**WORK TO BE COMPLETED:** Pull out every line of the listing below where "JSON" appears.

**EXERCISE MATERIALS:**

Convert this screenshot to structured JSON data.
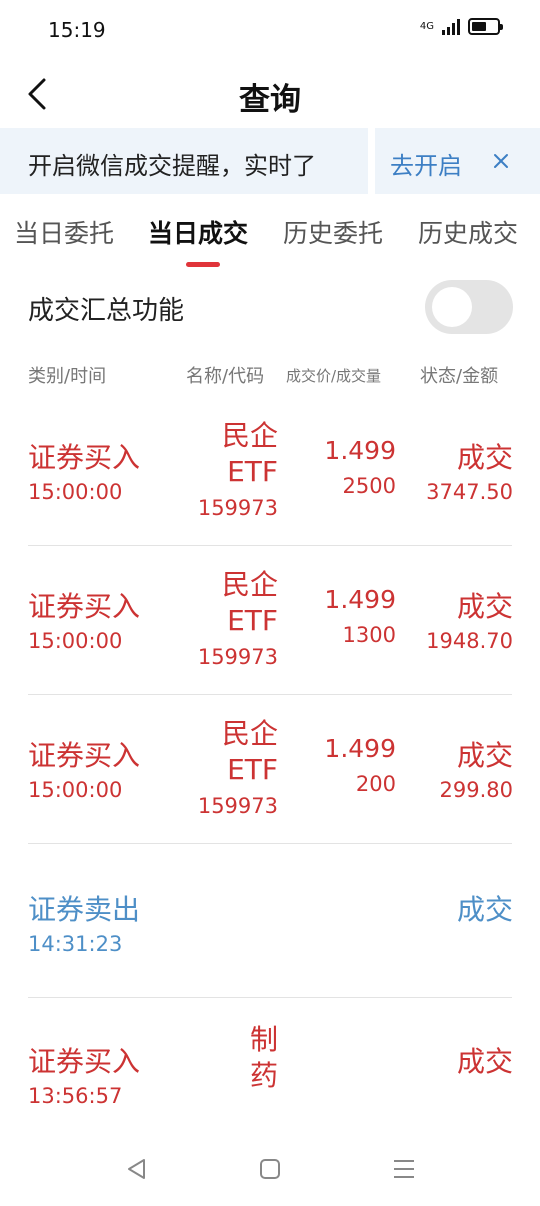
{
  "status_bar": {
    "time": "15:19",
    "signal_label": "4G"
  },
  "nav": {
    "title": "查询"
  },
  "banner": {
    "text": "开启微信成交提醒，实时了",
    "link": "去开启"
  },
  "tabs": [
    {
      "label": "当日委托"
    },
    {
      "label": "当日成交"
    },
    {
      "label": "历史委托"
    },
    {
      "label": "历史成交"
    }
  ],
  "active_tab_index": 1,
  "summary": {
    "label": "成交汇总功能",
    "toggle_on": false
  },
  "columns": {
    "type_time": "类别/时间",
    "name_code": "名称/代码",
    "price_qty": "成交价/成交量",
    "status_amount": "状态/金额"
  },
  "trades": [
    {
      "type": "证券买入",
      "time": "15:00:00",
      "name_line1": "民企",
      "name_line2": "ETF",
      "code": "159973",
      "price": "1.499",
      "qty": "2500",
      "status": "成交",
      "amount": "3747.50"
    },
    {
      "type": "证券买入",
      "time": "15:00:00",
      "name_line1": "民企",
      "name_line2": "ETF",
      "code": "159973",
      "price": "1.499",
      "qty": "1300",
      "status": "成交",
      "amount": "1948.70"
    },
    {
      "type": "证券买入",
      "time": "15:00:00",
      "name_line1": "民企",
      "name_line2": "ETF",
      "code": "159973",
      "price": "1.499",
      "qty": "200",
      "status": "成交",
      "amount": "299.80"
    },
    {
      "type": "证券卖出",
      "time": "14:31:23",
      "name_line1": "",
      "name_line2": "",
      "code": "",
      "price": "",
      "qty": "",
      "status": "成交",
      "amount": ""
    },
    {
      "type": "证券买入",
      "time": "13:56:57",
      "name_line1": "制",
      "name_line2": "药",
      "code": "",
      "price": "",
      "qty": "",
      "status": "成交",
      "amount": ""
    }
  ],
  "colors": {
    "buy": "#cc3333",
    "sell": "#4e8fc7",
    "accent": "#e0343a",
    "link": "#3d7fc4"
  }
}
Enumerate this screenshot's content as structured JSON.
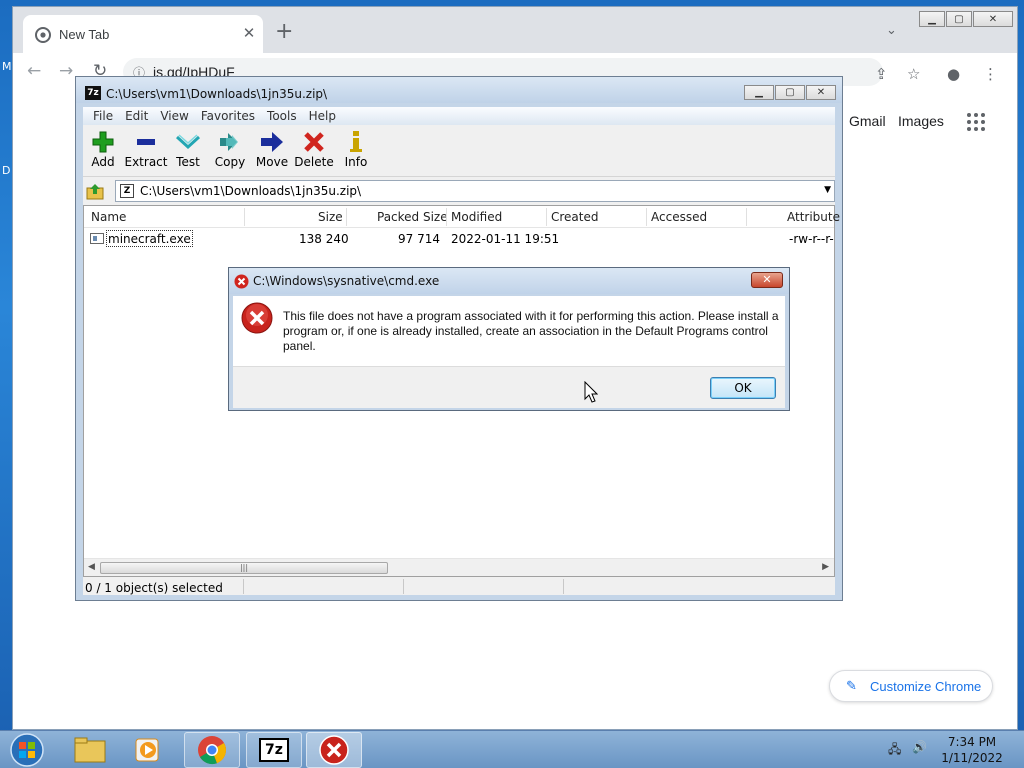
{
  "desktop": {
    "clip_text_1": "M",
    "clip_text_2": "D"
  },
  "chrome": {
    "tab_title": "New Tab",
    "tab_close": "✕",
    "new_tab": "+",
    "url": "is.gd/IpHDuF",
    "gmail": "Gmail",
    "images": "Images",
    "customize": "Customize Chrome"
  },
  "sevenzip": {
    "title": "C:\\Users\\vm1\\Downloads\\1jn35u.zip\\",
    "app_icon": "7z",
    "menu": [
      "File",
      "Edit",
      "View",
      "Favorites",
      "Tools",
      "Help"
    ],
    "toolbar": [
      {
        "label": "Add",
        "icon": "plus-icon",
        "color": "#1f9e1f"
      },
      {
        "label": "Extract",
        "icon": "minus-icon",
        "color": "#1b2e9c"
      },
      {
        "label": "Test",
        "icon": "check-chevron-icon",
        "color": "#22a6b3"
      },
      {
        "label": "Copy",
        "icon": "double-arrow-icon",
        "color": "#2a8a8a"
      },
      {
        "label": "Move",
        "icon": "arrow-right-icon",
        "color": "#1b2e9c"
      },
      {
        "label": "Delete",
        "icon": "x-icon",
        "color": "#d0251e"
      },
      {
        "label": "Info",
        "icon": "info-icon",
        "color": "#c9a400"
      }
    ],
    "address": "C:\\Users\\vm1\\Downloads\\1jn35u.zip\\",
    "columns": [
      "Name",
      "Size",
      "Packed Size",
      "Modified",
      "Created",
      "Accessed",
      "Attribute"
    ],
    "rows": [
      {
        "name": "minecraft.exe",
        "size": "138 240",
        "packed": "97 714",
        "modified": "2022-01-11 19:51",
        "created": "",
        "accessed": "",
        "attr": "-rw-r--r-"
      }
    ],
    "status": "0 / 1 object(s) selected"
  },
  "dialog": {
    "title": "C:\\Windows\\sysnative\\cmd.exe",
    "message": "This file does not have a program associated with it for performing this action. Please install a program or, if one is already installed, create an association in the Default Programs control panel.",
    "ok": "OK",
    "close": "✕"
  },
  "taskbar": {
    "time": "7:34 PM",
    "date": "1/11/2022",
    "sevenzip_label": "7z"
  }
}
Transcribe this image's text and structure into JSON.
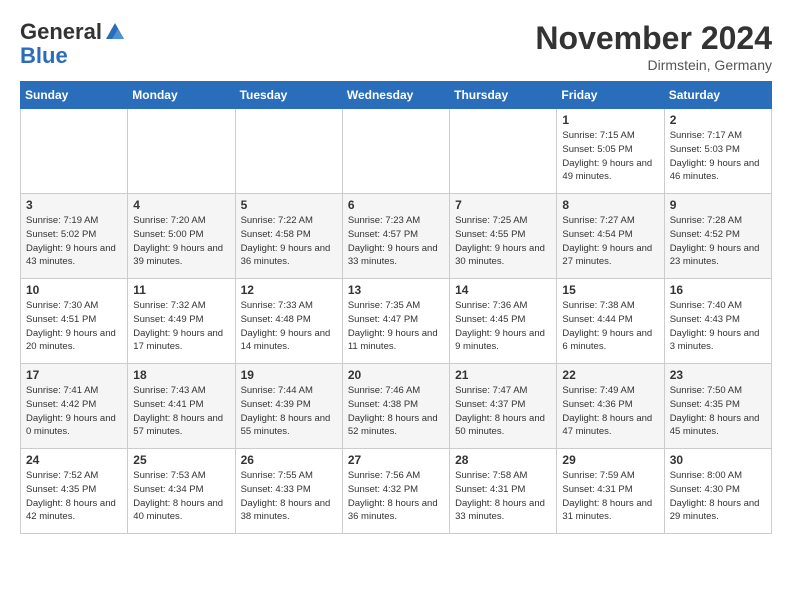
{
  "header": {
    "logo_general": "General",
    "logo_blue": "Blue",
    "month_title": "November 2024",
    "location": "Dirmstein, Germany"
  },
  "weekdays": [
    "Sunday",
    "Monday",
    "Tuesday",
    "Wednesday",
    "Thursday",
    "Friday",
    "Saturday"
  ],
  "weeks": [
    [
      {
        "day": "",
        "info": ""
      },
      {
        "day": "",
        "info": ""
      },
      {
        "day": "",
        "info": ""
      },
      {
        "day": "",
        "info": ""
      },
      {
        "day": "",
        "info": ""
      },
      {
        "day": "1",
        "info": "Sunrise: 7:15 AM\nSunset: 5:05 PM\nDaylight: 9 hours\nand 49 minutes."
      },
      {
        "day": "2",
        "info": "Sunrise: 7:17 AM\nSunset: 5:03 PM\nDaylight: 9 hours\nand 46 minutes."
      }
    ],
    [
      {
        "day": "3",
        "info": "Sunrise: 7:19 AM\nSunset: 5:02 PM\nDaylight: 9 hours\nand 43 minutes."
      },
      {
        "day": "4",
        "info": "Sunrise: 7:20 AM\nSunset: 5:00 PM\nDaylight: 9 hours\nand 39 minutes."
      },
      {
        "day": "5",
        "info": "Sunrise: 7:22 AM\nSunset: 4:58 PM\nDaylight: 9 hours\nand 36 minutes."
      },
      {
        "day": "6",
        "info": "Sunrise: 7:23 AM\nSunset: 4:57 PM\nDaylight: 9 hours\nand 33 minutes."
      },
      {
        "day": "7",
        "info": "Sunrise: 7:25 AM\nSunset: 4:55 PM\nDaylight: 9 hours\nand 30 minutes."
      },
      {
        "day": "8",
        "info": "Sunrise: 7:27 AM\nSunset: 4:54 PM\nDaylight: 9 hours\nand 27 minutes."
      },
      {
        "day": "9",
        "info": "Sunrise: 7:28 AM\nSunset: 4:52 PM\nDaylight: 9 hours\nand 23 minutes."
      }
    ],
    [
      {
        "day": "10",
        "info": "Sunrise: 7:30 AM\nSunset: 4:51 PM\nDaylight: 9 hours\nand 20 minutes."
      },
      {
        "day": "11",
        "info": "Sunrise: 7:32 AM\nSunset: 4:49 PM\nDaylight: 9 hours\nand 17 minutes."
      },
      {
        "day": "12",
        "info": "Sunrise: 7:33 AM\nSunset: 4:48 PM\nDaylight: 9 hours\nand 14 minutes."
      },
      {
        "day": "13",
        "info": "Sunrise: 7:35 AM\nSunset: 4:47 PM\nDaylight: 9 hours\nand 11 minutes."
      },
      {
        "day": "14",
        "info": "Sunrise: 7:36 AM\nSunset: 4:45 PM\nDaylight: 9 hours\nand 9 minutes."
      },
      {
        "day": "15",
        "info": "Sunrise: 7:38 AM\nSunset: 4:44 PM\nDaylight: 9 hours\nand 6 minutes."
      },
      {
        "day": "16",
        "info": "Sunrise: 7:40 AM\nSunset: 4:43 PM\nDaylight: 9 hours\nand 3 minutes."
      }
    ],
    [
      {
        "day": "17",
        "info": "Sunrise: 7:41 AM\nSunset: 4:42 PM\nDaylight: 9 hours\nand 0 minutes."
      },
      {
        "day": "18",
        "info": "Sunrise: 7:43 AM\nSunset: 4:41 PM\nDaylight: 8 hours\nand 57 minutes."
      },
      {
        "day": "19",
        "info": "Sunrise: 7:44 AM\nSunset: 4:39 PM\nDaylight: 8 hours\nand 55 minutes."
      },
      {
        "day": "20",
        "info": "Sunrise: 7:46 AM\nSunset: 4:38 PM\nDaylight: 8 hours\nand 52 minutes."
      },
      {
        "day": "21",
        "info": "Sunrise: 7:47 AM\nSunset: 4:37 PM\nDaylight: 8 hours\nand 50 minutes."
      },
      {
        "day": "22",
        "info": "Sunrise: 7:49 AM\nSunset: 4:36 PM\nDaylight: 8 hours\nand 47 minutes."
      },
      {
        "day": "23",
        "info": "Sunrise: 7:50 AM\nSunset: 4:35 PM\nDaylight: 8 hours\nand 45 minutes."
      }
    ],
    [
      {
        "day": "24",
        "info": "Sunrise: 7:52 AM\nSunset: 4:35 PM\nDaylight: 8 hours\nand 42 minutes."
      },
      {
        "day": "25",
        "info": "Sunrise: 7:53 AM\nSunset: 4:34 PM\nDaylight: 8 hours\nand 40 minutes."
      },
      {
        "day": "26",
        "info": "Sunrise: 7:55 AM\nSunset: 4:33 PM\nDaylight: 8 hours\nand 38 minutes."
      },
      {
        "day": "27",
        "info": "Sunrise: 7:56 AM\nSunset: 4:32 PM\nDaylight: 8 hours\nand 36 minutes."
      },
      {
        "day": "28",
        "info": "Sunrise: 7:58 AM\nSunset: 4:31 PM\nDaylight: 8 hours\nand 33 minutes."
      },
      {
        "day": "29",
        "info": "Sunrise: 7:59 AM\nSunset: 4:31 PM\nDaylight: 8 hours\nand 31 minutes."
      },
      {
        "day": "30",
        "info": "Sunrise: 8:00 AM\nSunset: 4:30 PM\nDaylight: 8 hours\nand 29 minutes."
      }
    ]
  ]
}
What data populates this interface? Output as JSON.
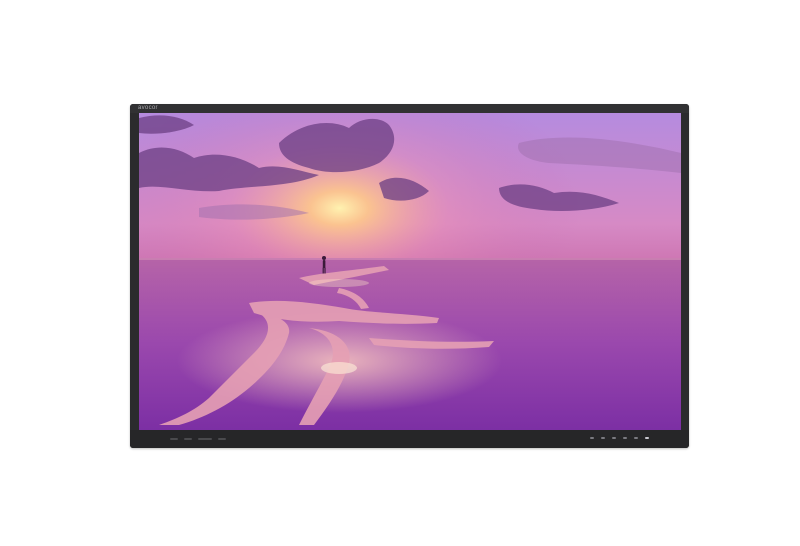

**CORRECT RESPONSE:**
Convert this screenshot to structured JSON data.
Enumerate this screenshot's content as structured JSON.
Transcribe this image's text and structure into JSON.
What data populates this interface? Output as JSON.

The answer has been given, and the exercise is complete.